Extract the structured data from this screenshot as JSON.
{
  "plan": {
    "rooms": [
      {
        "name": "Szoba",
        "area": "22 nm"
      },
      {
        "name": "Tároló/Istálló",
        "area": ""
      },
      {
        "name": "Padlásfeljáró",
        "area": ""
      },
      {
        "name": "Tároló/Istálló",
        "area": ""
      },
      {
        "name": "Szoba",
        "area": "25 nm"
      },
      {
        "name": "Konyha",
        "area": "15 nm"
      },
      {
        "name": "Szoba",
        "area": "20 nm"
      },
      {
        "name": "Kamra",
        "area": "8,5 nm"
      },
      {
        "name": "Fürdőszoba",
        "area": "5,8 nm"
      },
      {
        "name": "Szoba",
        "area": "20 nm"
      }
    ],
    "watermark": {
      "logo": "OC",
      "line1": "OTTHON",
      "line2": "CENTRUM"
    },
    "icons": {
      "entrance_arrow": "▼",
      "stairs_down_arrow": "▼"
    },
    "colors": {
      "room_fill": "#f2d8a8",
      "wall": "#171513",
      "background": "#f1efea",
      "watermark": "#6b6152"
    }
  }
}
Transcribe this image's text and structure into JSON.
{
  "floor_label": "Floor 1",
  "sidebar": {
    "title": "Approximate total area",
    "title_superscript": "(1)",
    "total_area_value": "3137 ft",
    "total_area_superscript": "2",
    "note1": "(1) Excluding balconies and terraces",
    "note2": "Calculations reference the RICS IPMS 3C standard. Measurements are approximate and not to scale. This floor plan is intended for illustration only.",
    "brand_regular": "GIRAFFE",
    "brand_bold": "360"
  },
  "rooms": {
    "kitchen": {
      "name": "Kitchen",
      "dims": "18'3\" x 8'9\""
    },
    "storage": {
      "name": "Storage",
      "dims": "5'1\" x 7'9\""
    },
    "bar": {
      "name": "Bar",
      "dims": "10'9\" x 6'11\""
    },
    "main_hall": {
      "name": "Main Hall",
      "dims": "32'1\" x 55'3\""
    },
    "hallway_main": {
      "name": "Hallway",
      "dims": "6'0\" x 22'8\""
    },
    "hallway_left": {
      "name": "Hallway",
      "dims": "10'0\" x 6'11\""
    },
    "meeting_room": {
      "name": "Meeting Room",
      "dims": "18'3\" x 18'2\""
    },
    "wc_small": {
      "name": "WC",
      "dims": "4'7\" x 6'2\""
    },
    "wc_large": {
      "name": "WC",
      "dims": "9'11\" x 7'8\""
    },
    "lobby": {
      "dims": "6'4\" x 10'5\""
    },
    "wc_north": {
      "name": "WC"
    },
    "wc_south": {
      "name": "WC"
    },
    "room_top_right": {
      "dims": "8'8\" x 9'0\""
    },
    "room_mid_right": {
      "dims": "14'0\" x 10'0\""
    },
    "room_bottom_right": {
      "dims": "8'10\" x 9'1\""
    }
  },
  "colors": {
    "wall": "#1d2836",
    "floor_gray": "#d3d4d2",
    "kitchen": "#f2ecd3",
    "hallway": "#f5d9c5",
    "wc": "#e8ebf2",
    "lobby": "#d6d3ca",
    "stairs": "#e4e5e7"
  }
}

Exercise task:
Every entry above should be retyped exactly as shown.

Solution for this problem:
Extract the structured data from this screenshot as JSON.
{
  "plan": {
    "rooms": [
      {
        "name": "Szoba",
        "area": "22 nm"
      },
      {
        "name": "Tároló/Istálló",
        "area": ""
      },
      {
        "name": "Padlásfeljáró",
        "area": ""
      },
      {
        "name": "Tároló/Istálló",
        "area": ""
      },
      {
        "name": "Szoba",
        "area": "25 nm"
      },
      {
        "name": "Konyha",
        "area": "15 nm"
      },
      {
        "name": "Szoba",
        "area": "20 nm"
      },
      {
        "name": "Kamra",
        "area": "8,5 nm"
      },
      {
        "name": "Fürdőszoba",
        "area": "5,8 nm"
      },
      {
        "name": "Szoba",
        "area": "20 nm"
      }
    ],
    "watermark": {
      "logo": "OC",
      "line1": "OTTHON",
      "line2": "CENTRUM"
    },
    "icons": {
      "entrance_arrow": "▼",
      "stairs_down_arrow": "▼"
    },
    "colors": {
      "room_fill": "#f2d8a8",
      "wall": "#171513",
      "background": "#f1efea",
      "watermark": "#6b6152"
    }
  }
}
Transcribe this image's text and structure into JSON.
{
  "floor_label": "Floor 1",
  "sidebar": {
    "title": "Approximate total area",
    "title_superscript": "(1)",
    "total_area_value": "3137 ft",
    "total_area_superscript": "2",
    "note1": "(1) Excluding balconies and terraces",
    "note2": "Calculations reference the RICS IPMS 3C standard. Measurements are approximate and not to scale. This floor plan is intended for illustration only.",
    "brand_regular": "GIRAFFE",
    "brand_bold": "360"
  },
  "rooms": {
    "kitchen": {
      "name": "Kitchen",
      "dims": "18'3\" x 8'9\""
    },
    "storage": {
      "name": "Storage",
      "dims": "5'1\" x 7'9\""
    },
    "bar": {
      "name": "Bar",
      "dims": "10'9\" x 6'11\""
    },
    "main_hall": {
      "name": "Main Hall",
      "dims": "32'1\" x 55'3\""
    },
    "hallway_main": {
      "name": "Hallway",
      "dims": "6'0\" x 22'8\""
    },
    "hallway_left": {
      "name": "Hallway",
      "dims": "10'0\" x 6'11\""
    },
    "meeting_room": {
      "name": "Meeting Room",
      "dims": "18'3\" x 18'2\""
    },
    "wc_small": {
      "name": "WC",
      "dims": "4'7\" x 6'2\""
    },
    "wc_large": {
      "name": "WC",
      "dims": "9'11\" x 7'8\""
    },
    "lobby": {
      "dims": "6'4\" x 10'5\""
    },
    "wc_north": {
      "name": "WC"
    },
    "wc_south": {
      "name": "WC"
    },
    "room_top_right": {
      "dims": "8'8\" x 9'0\""
    },
    "room_mid_right": {
      "dims": "14'0\" x 10'0\""
    },
    "room_bottom_right": {
      "dims": "8'10\" x 9'1\""
    }
  },
  "colors": {
    "wall": "#1d2836",
    "floor_gray": "#d3d4d2",
    "kitchen": "#f2ecd3",
    "hallway": "#f5d9c5",
    "wc": "#e8ebf2",
    "lobby": "#d6d3ca",
    "stairs": "#e4e5e7"
  }
}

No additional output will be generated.